== WHAT YOU SHOULD DO ==
Go through the material below and report how many lines contain "null". Give only the number.

(Stored data)
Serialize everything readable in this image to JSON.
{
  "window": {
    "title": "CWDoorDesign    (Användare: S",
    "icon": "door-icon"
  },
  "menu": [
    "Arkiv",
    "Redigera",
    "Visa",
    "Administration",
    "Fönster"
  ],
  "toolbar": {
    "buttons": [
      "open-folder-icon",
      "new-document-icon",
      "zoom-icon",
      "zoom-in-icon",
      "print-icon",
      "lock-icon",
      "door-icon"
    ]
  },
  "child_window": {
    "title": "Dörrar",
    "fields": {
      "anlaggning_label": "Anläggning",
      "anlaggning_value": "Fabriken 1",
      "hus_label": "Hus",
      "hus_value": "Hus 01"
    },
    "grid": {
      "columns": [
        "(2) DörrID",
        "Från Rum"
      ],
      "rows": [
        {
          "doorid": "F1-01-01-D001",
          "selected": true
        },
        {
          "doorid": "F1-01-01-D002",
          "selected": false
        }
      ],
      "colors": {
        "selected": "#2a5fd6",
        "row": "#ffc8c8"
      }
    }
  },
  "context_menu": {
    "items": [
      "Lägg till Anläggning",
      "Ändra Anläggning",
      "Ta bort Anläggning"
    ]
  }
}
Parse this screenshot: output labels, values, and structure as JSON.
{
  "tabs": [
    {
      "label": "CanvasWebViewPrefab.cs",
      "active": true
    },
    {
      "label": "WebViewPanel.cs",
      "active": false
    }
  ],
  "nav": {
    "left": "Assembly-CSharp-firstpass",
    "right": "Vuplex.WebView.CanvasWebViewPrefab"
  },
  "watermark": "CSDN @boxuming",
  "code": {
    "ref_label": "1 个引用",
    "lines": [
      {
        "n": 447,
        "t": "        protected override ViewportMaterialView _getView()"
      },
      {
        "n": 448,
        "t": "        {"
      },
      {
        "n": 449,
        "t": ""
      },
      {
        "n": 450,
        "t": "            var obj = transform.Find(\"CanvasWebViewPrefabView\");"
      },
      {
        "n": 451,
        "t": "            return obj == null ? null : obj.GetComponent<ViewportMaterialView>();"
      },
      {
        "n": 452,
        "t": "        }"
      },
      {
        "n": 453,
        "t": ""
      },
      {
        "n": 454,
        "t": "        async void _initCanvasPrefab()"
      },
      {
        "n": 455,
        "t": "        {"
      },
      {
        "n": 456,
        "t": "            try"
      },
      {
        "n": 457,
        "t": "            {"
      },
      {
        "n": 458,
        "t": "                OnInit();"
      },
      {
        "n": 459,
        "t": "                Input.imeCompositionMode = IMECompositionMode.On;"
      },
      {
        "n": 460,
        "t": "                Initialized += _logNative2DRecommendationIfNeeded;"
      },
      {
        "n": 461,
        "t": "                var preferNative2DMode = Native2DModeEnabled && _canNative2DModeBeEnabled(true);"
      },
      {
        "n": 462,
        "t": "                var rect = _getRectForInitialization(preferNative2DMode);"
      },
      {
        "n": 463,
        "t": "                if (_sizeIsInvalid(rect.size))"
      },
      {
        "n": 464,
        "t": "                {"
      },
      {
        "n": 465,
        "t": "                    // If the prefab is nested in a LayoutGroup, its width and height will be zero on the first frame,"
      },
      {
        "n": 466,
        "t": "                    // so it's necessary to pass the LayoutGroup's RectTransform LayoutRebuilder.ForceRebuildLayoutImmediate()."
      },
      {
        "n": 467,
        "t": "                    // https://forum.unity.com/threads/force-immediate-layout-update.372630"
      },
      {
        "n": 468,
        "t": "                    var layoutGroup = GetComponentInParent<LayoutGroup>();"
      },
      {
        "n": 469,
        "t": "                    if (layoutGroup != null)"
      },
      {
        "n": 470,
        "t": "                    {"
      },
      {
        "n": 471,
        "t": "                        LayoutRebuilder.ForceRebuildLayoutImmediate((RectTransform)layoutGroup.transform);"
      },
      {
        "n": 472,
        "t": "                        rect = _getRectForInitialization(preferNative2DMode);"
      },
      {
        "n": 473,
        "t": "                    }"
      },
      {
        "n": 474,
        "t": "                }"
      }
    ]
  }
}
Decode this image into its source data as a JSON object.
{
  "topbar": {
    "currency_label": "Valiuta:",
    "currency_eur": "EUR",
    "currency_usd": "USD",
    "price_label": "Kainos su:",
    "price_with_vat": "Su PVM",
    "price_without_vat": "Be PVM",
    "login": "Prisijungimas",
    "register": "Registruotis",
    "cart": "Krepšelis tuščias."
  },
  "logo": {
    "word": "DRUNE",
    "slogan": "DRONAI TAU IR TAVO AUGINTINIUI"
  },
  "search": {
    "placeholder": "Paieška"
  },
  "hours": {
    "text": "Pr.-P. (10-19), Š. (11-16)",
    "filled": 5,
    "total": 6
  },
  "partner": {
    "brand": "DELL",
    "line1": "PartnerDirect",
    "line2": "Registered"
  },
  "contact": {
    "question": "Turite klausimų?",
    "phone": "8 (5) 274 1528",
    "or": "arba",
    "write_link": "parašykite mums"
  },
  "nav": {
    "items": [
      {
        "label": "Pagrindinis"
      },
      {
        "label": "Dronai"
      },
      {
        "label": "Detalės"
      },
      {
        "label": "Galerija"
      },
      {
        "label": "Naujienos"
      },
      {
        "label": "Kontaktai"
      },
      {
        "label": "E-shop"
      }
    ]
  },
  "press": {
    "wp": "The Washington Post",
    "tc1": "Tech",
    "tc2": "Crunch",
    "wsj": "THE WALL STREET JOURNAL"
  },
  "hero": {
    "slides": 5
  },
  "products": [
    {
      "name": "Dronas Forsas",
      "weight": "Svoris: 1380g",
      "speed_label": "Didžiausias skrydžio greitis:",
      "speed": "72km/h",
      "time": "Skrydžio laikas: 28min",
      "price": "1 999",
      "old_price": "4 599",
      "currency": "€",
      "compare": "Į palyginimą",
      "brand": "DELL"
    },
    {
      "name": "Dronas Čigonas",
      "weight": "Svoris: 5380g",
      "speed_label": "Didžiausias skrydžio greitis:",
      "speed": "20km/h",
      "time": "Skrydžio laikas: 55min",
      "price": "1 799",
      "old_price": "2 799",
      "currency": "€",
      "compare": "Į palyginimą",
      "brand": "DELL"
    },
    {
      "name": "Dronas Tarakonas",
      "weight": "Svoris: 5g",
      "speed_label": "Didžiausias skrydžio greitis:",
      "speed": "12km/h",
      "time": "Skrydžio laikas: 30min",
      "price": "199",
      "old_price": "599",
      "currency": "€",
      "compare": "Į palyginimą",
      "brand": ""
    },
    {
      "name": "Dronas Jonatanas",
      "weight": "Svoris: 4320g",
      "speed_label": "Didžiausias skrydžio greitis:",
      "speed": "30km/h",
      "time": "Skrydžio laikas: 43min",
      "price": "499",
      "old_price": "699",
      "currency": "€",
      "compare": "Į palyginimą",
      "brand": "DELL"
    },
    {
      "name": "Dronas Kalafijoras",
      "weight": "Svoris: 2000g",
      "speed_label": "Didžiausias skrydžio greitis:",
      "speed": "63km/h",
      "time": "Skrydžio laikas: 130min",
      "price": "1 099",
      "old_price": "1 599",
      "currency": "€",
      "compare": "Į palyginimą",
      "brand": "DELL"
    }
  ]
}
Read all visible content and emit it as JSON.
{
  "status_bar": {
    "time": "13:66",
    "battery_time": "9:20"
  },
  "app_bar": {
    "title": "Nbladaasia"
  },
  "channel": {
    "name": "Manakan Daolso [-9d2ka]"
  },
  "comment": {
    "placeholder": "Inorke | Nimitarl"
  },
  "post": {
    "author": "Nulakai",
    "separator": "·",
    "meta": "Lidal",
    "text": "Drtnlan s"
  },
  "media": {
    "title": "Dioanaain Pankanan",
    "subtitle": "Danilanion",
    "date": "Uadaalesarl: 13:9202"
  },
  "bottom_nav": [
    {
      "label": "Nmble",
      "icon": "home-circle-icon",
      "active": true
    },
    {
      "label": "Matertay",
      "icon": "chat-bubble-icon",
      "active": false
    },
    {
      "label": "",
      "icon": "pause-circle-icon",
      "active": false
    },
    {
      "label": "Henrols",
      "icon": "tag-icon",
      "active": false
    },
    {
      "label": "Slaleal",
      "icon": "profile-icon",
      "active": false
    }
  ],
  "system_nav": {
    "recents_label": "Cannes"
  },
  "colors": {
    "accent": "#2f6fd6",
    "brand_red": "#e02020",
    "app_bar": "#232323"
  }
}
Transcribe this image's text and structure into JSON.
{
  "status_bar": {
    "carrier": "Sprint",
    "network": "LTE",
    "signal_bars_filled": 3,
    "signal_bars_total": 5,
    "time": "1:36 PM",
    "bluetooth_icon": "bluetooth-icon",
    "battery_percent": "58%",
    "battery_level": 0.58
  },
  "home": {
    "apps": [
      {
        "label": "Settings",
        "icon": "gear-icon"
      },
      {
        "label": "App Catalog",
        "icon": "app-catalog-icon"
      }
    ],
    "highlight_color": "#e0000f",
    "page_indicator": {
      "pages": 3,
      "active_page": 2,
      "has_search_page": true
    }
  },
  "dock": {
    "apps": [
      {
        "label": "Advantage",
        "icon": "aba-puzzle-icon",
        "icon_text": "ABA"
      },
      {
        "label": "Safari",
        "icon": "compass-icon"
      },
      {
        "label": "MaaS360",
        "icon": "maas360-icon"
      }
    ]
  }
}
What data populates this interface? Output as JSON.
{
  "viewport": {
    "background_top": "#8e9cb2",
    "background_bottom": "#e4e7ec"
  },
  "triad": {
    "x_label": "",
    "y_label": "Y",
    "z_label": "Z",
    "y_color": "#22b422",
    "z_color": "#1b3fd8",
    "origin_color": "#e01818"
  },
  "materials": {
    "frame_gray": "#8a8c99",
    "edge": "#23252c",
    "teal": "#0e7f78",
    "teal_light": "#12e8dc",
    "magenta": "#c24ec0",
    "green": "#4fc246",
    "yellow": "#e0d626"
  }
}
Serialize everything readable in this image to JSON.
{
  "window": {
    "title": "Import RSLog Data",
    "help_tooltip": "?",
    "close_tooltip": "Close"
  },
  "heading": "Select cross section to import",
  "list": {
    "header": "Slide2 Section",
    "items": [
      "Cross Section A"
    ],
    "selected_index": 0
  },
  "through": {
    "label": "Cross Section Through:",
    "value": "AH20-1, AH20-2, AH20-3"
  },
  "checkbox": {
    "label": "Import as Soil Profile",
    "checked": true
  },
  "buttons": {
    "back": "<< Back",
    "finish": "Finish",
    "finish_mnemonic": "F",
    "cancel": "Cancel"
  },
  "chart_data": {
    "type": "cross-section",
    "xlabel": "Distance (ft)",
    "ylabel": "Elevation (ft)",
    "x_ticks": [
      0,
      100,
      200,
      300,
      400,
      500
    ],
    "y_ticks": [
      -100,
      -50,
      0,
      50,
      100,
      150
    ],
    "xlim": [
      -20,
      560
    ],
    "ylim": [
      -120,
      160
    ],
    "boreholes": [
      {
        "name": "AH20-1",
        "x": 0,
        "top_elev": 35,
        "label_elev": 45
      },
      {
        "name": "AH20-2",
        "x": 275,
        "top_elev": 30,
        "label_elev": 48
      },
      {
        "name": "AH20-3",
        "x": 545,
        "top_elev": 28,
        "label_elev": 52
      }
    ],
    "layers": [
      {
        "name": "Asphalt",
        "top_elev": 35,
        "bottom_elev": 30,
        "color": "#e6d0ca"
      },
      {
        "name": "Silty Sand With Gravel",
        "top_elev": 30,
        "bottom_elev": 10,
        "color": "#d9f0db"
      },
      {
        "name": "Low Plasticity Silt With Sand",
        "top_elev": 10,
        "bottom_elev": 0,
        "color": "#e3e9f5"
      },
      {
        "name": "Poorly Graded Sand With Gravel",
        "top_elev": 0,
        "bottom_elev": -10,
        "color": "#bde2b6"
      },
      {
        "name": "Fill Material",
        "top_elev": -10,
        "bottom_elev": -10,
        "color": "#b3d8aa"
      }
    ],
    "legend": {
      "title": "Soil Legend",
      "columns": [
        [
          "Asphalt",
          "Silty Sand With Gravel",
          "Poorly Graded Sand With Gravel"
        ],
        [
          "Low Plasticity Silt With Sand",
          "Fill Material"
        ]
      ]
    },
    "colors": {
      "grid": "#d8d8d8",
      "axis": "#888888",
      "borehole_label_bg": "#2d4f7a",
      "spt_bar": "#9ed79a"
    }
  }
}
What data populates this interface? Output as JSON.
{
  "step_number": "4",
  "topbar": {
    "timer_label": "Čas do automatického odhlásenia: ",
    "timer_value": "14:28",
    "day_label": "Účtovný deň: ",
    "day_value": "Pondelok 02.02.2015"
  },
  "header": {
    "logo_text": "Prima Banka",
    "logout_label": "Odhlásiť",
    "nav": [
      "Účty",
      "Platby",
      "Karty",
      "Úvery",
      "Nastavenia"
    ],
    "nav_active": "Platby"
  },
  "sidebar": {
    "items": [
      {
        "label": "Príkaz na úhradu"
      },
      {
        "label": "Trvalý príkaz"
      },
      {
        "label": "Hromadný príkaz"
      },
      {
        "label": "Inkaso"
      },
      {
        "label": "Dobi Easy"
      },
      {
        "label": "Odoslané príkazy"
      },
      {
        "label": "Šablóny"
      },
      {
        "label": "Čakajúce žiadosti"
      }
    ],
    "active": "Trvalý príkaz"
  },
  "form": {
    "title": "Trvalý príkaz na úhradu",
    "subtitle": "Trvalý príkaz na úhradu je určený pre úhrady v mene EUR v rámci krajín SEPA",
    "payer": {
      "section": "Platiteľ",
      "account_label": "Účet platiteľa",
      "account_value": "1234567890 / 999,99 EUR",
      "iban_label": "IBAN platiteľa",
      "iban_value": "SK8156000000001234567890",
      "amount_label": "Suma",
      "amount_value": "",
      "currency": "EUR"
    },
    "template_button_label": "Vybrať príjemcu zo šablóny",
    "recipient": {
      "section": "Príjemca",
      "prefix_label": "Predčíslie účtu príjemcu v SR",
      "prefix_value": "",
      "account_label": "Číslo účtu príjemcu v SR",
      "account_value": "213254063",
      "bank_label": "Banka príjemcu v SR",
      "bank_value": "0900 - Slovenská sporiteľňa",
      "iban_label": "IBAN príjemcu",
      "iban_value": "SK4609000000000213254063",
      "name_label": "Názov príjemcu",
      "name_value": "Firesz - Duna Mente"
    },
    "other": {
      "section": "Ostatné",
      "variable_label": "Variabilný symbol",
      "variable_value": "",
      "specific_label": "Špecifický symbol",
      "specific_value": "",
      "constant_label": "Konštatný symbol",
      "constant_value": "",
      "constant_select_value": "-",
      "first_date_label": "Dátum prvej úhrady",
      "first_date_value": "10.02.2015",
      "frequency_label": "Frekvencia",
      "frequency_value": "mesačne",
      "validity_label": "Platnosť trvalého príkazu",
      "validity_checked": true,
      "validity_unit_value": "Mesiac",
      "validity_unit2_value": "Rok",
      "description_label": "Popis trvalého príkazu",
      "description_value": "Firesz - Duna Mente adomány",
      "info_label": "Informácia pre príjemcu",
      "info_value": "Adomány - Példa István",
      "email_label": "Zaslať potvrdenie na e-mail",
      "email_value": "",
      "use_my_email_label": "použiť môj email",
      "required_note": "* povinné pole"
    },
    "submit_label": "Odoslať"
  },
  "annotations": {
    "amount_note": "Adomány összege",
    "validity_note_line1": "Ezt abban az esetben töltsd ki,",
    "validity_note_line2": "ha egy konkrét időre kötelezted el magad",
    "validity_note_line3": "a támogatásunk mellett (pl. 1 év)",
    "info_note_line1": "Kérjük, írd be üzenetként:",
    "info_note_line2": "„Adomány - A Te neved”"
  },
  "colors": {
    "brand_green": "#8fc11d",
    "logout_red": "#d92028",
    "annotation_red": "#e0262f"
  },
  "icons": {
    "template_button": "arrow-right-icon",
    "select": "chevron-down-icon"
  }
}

== ANSWER TO THIS EXERCISE ==
2